Part of a data file

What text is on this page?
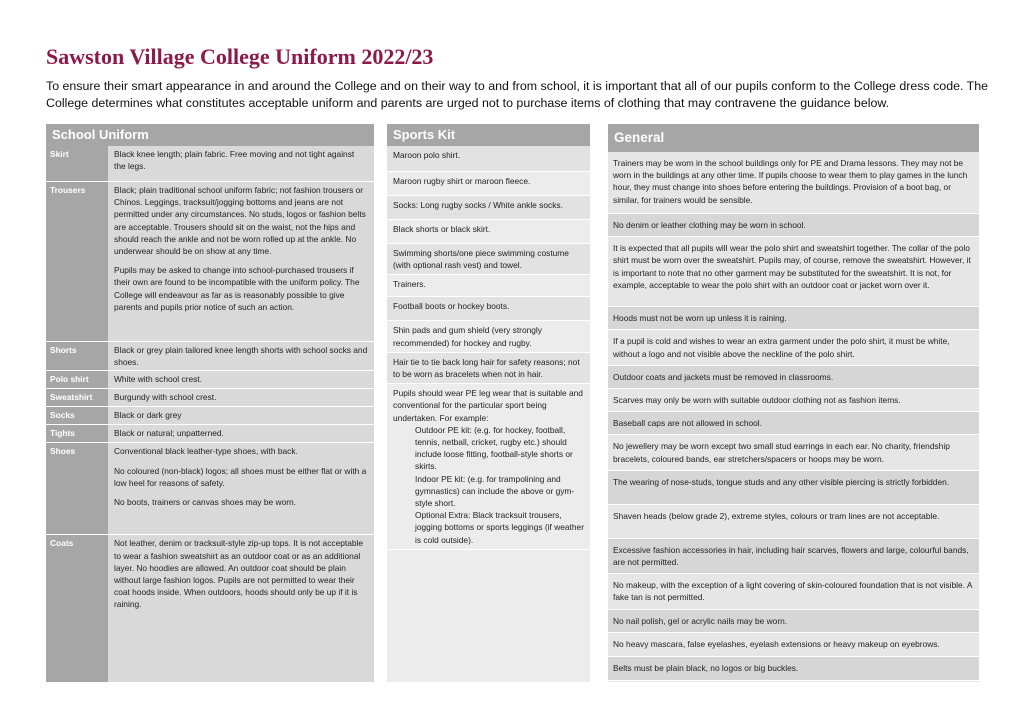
Sawston Village College Uniform 2022/23
To ensure their smart appearance in and around the College and on their way to and from school, it is important that all of our pupils conform to the College dress code. The College determines what constitutes acceptable uniform and parents are urged not to purchase items of clothing that may contravene the guidance below.
School Uniform
Skirt	Black knee length; plain fabric. Free moving and not tight against the legs.

Trousers	Black; plain traditional school uniform fabric; not fashion trousers or Chinos. Leggings, tracksuit/jogging bottoms and jeans are not permitted under any circumstances. No studs, logos or fashion belts are acceptable. Trousers should sit on the waist, not the hips and should reach the ankle and not be worn rolled up at the ankle. No underwear should be on show at any time.

Pupils may be asked to change into school-purchased trousers if their own are found to be incompatible with the uniform policy. The College will endeavour as far as is reasonably possible to give parents and pupils prior notice of such an action.

Shorts	Black or grey plain tailored knee length shorts with school socks and shoes.

Polo shirt	White with school crest.

Sweatshirt	Burgundy with school crest.

Socks	Black or dark grey

Tights	Black or natural; unpatterned.

Shoes	Conventional black leather-type shoes, with back.

No coloured (non-black) logos; all shoes must be either flat or with a low heel for reasons of safety.

No boots, trainers or canvas shoes may be worn.

Coats	Not leather, denim or tracksuit-style zip-up tops. It is not acceptable to wear a fashion sweatshirt as an outdoor coat or as an additional layer. No hoodies are allowed. An outdoor coat should be plain without large fashion logos. Pupils are not permitted to wear their coat hoods inside. When outdoors, hoods should only be up if it is raining.

Sports Kit
Maroon polo shirt.
Maroon rugby shirt or maroon fleece.
Socks: Long rugby socks / White ankle socks.
Black shorts or black skirt.
Swimming shorts/one piece swimming costume (with optional rash vest) and towel.
Trainers.
Football boots or hockey boots.
Shin pads and gum shield (very strongly recommended) for hockey and rugby.
Hair tie to tie back long hair for safety reasons; not to be worn as bracelets when not in hair.

Pupils should wear PE leg wear that is suitable and conventional for the particular sport being undertaken. For example:

Outdoor PE kit: (e.g. for hockey, football, tennis, netball, cricket, rugby etc.) should include loose fitting, football-style shorts or skirts.

Indoor PE kit: (e.g. for trampolining and gymnastics) can include the above or gym-style short.

Optional Extra: Black tracksuit trousers, jogging bottoms or sports leggings (if weather is cold outside).

General
Trainers may be worn in the school buildings only for PE and Drama lessons. They may not be worn in the buildings at any other time. If pupils choose to wear them to play games in the lunch hour, they must change into shoes before entering the buildings. Provision of a boot bag, or similar, for trainers would be sensible.
No denim or leather clothing may be worn in school.
It is expected that all pupils will wear the polo shirt and sweatshirt together. The collar of the polo shirt must be worn over the sweatshirt. Pupils may, of course, remove the sweatshirt. However, it is important to note that no other garment may be substituted for the sweatshirt. It is not, for example, acceptable to wear the polo shirt with an outdoor coat or jacket worn over it.
Hoods must not be worn up unless it is raining.
If a pupil is cold and wishes to wear an extra garment under the polo shirt, it must be white, without a logo and not visible above the neckline of the polo shirt.
Outdoor coats and jackets must be removed in classrooms.
Scarves may only be worn with suitable outdoor clothing not as fashion items.
Baseball caps are not allowed in school.
No jewellery may be worn except two small stud earrings in each ear. No charity, friendship bracelets, coloured bands, ear stretchers/spacers or hoops may be worn.
The wearing of nose-studs, tongue studs and any other visible piercing is strictly forbidden.
Shaven heads (below grade 2), extreme styles, colours or tram lines are not acceptable.
Excessive fashion accessories in hair, including hair scarves, flowers and large, colourful bands, are not permitted.
No makeup, with the exception of a light covering of skin-coloured foundation that is not visible. A fake tan is not permitted.
No nail polish, gel or acrylic nails may be worn.
No heavy mascara, false eyelashes, eyelash extensions or heavy makeup on eyebrows.
Belts must be plain black, no logos or big buckles.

- [WHAT IS ASKED]: In the entries above, identify each line that includes the string "hair", then copy it.

- [SOLUTION TO THE EXERCISE]:
Hair tie to tie back long hair for safety reasons; not to be worn as bracelets when not in hair.
Excessive fashion accessories in hair, including hair scarves, flowers and large, colourful bands, are not permitted.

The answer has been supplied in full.